--- PROVIDED DATA ---
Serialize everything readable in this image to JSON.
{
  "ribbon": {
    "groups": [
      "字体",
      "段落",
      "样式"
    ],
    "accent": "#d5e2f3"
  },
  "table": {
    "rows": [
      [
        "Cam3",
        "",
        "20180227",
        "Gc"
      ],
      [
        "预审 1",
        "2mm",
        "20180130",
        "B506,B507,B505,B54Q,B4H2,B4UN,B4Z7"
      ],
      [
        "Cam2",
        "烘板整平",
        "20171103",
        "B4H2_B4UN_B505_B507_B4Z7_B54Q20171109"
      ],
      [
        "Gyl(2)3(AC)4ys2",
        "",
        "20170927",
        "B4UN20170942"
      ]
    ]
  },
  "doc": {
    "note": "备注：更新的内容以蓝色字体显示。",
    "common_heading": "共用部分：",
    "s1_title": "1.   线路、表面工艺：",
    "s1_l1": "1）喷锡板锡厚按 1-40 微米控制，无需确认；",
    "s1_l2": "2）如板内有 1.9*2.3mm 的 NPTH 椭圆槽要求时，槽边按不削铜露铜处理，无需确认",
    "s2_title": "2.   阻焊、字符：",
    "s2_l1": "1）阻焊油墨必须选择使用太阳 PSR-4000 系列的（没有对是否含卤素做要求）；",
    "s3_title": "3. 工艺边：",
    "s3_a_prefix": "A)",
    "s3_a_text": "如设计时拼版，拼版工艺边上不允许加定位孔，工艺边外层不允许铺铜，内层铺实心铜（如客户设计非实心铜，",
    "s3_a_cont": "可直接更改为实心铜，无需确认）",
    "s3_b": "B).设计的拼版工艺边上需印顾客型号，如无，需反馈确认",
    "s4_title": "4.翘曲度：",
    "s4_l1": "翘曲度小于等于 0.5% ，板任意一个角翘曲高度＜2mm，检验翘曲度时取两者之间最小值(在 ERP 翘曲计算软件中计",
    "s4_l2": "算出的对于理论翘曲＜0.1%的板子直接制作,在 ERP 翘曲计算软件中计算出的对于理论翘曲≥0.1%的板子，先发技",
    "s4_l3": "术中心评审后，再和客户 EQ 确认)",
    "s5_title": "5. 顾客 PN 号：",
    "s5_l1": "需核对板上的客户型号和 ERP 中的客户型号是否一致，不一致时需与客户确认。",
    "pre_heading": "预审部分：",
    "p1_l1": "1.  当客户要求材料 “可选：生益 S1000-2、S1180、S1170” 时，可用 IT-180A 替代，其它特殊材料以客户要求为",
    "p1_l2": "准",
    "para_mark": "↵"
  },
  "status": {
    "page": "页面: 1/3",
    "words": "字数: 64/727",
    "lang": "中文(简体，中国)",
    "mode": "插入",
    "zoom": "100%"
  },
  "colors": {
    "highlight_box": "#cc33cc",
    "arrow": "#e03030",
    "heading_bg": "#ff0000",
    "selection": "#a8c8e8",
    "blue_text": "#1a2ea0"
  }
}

--- SET PROBLEM ---
Write every entry out again exactly.

--- TASK RESULT ---
Serialize everything readable in this image to JSON.
{
  "ribbon": {
    "groups": [
      "字体",
      "段落",
      "样式"
    ],
    "accent": "#d5e2f3"
  },
  "table": {
    "rows": [
      [
        "Cam3",
        "",
        "20180227",
        "Gc"
      ],
      [
        "预审 1",
        "2mm",
        "20180130",
        "B506,B507,B505,B54Q,B4H2,B4UN,B4Z7"
      ],
      [
        "Cam2",
        "烘板整平",
        "20171103",
        "B4H2_B4UN_B505_B507_B4Z7_B54Q20171109"
      ],
      [
        "Gyl(2)3(AC)4ys2",
        "",
        "20170927",
        "B4UN20170942"
      ]
    ]
  },
  "doc": {
    "note": "备注：更新的内容以蓝色字体显示。",
    "common_heading": "共用部分：",
    "s1_title": "1.   线路、表面工艺：",
    "s1_l1": "1）喷锡板锡厚按 1-40 微米控制，无需确认；",
    "s1_l2": "2）如板内有 1.9*2.3mm 的 NPTH 椭圆槽要求时，槽边按不削铜露铜处理，无需确认",
    "s2_title": "2.   阻焊、字符：",
    "s2_l1": "1）阻焊油墨必须选择使用太阳 PSR-4000 系列的（没有对是否含卤素做要求）；",
    "s3_title": "3. 工艺边：",
    "s3_a_prefix": "A)",
    "s3_a_text": "如设计时拼版，拼版工艺边上不允许加定位孔，工艺边外层不允许铺铜，内层铺实心铜（如客户设计非实心铜，",
    "s3_a_cont": "可直接更改为实心铜，无需确认）",
    "s3_b": "B).设计的拼版工艺边上需印顾客型号，如无，需反馈确认",
    "s4_title": "4.翘曲度：",
    "s4_l1": "翘曲度小于等于 0.5% ，板任意一个角翘曲高度＜2mm，检验翘曲度时取两者之间最小值(在 ERP 翘曲计算软件中计",
    "s4_l2": "算出的对于理论翘曲＜0.1%的板子直接制作,在 ERP 翘曲计算软件中计算出的对于理论翘曲≥0.1%的板子，先发技",
    "s4_l3": "术中心评审后，再和客户 EQ 确认)",
    "s5_title": "5. 顾客 PN 号：",
    "s5_l1": "需核对板上的客户型号和 ERP 中的客户型号是否一致，不一致时需与客户确认。",
    "pre_heading": "预审部分：",
    "p1_l1": "1.  当客户要求材料 “可选：生益 S1000-2、S1180、S1170” 时，可用 IT-180A 替代，其它特殊材料以客户要求为",
    "p1_l2": "准",
    "para_mark": "↵"
  },
  "status": {
    "page": "页面: 1/3",
    "words": "字数: 64/727",
    "lang": "中文(简体，中国)",
    "mode": "插入",
    "zoom": "100%"
  },
  "colors": {
    "highlight_box": "#cc33cc",
    "arrow": "#e03030",
    "heading_bg": "#ff0000",
    "selection": "#a8c8e8",
    "blue_text": "#1a2ea0"
  }
}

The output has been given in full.